Problem to work on:
Search the listing below for the string "apps" and show each line that contains it.

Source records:
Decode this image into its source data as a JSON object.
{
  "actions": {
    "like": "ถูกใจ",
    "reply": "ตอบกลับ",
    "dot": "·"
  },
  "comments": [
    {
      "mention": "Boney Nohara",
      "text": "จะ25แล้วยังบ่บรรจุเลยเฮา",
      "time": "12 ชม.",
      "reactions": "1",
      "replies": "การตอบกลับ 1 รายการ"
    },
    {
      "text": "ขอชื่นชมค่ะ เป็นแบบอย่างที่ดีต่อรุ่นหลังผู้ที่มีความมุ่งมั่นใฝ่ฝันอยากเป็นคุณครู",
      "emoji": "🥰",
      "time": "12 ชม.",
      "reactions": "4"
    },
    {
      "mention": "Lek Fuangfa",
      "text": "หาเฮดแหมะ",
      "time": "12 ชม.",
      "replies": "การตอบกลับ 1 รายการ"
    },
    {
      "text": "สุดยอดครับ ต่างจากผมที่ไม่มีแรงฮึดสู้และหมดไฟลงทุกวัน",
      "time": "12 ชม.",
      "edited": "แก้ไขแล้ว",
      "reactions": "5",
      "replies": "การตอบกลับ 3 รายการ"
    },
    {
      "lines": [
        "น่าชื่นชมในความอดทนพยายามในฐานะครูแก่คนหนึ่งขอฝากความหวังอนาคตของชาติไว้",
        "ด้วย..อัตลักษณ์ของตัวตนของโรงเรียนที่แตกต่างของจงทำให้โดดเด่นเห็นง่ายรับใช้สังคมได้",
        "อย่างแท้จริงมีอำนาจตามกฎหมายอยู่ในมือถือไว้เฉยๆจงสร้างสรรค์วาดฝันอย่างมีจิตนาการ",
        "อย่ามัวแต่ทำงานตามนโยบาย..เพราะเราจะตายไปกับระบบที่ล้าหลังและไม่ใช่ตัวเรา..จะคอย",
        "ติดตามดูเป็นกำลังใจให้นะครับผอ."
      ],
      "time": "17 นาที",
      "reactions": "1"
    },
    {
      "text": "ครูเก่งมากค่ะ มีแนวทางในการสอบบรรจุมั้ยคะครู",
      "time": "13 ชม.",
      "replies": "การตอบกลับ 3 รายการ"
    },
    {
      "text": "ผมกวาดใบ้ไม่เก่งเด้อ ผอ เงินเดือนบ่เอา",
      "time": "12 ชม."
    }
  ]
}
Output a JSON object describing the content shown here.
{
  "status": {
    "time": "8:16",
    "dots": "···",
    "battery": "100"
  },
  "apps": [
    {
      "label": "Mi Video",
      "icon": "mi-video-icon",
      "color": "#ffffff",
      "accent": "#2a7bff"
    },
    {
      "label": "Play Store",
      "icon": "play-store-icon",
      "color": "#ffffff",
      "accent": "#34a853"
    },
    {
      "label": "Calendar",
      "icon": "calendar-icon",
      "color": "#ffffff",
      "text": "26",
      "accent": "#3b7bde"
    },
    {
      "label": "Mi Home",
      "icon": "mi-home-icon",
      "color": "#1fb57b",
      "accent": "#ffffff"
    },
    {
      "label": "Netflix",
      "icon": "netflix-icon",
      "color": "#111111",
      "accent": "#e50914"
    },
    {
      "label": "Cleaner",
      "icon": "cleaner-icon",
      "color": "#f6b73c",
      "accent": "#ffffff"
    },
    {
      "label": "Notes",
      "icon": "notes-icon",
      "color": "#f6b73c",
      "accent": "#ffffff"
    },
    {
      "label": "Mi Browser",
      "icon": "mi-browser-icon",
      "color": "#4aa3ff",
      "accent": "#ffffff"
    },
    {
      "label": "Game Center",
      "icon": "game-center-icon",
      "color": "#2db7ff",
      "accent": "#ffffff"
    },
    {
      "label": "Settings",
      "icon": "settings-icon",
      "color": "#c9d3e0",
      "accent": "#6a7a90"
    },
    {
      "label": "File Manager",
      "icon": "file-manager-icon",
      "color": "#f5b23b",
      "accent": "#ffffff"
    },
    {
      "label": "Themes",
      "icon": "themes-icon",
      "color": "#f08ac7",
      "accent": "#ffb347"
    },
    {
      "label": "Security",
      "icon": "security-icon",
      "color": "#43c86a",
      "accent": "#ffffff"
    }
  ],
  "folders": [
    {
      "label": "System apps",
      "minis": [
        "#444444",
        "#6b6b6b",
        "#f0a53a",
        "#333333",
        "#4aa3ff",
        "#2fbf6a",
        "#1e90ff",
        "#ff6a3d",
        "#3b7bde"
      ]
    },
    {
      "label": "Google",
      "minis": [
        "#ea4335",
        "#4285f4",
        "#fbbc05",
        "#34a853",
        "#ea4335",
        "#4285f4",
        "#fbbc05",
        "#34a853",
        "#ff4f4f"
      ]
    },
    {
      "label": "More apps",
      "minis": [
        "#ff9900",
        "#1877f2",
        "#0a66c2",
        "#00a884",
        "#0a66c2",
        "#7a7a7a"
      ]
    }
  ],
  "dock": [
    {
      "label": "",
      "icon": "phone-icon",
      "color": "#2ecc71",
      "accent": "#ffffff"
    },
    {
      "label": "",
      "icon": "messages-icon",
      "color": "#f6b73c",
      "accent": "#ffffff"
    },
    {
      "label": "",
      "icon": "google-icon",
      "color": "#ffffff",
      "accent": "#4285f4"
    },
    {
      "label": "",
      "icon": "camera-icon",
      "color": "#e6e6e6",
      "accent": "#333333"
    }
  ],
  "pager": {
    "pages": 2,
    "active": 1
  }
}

Correct output:
  "apps": [
      "label": "System apps",
      "label": "More apps",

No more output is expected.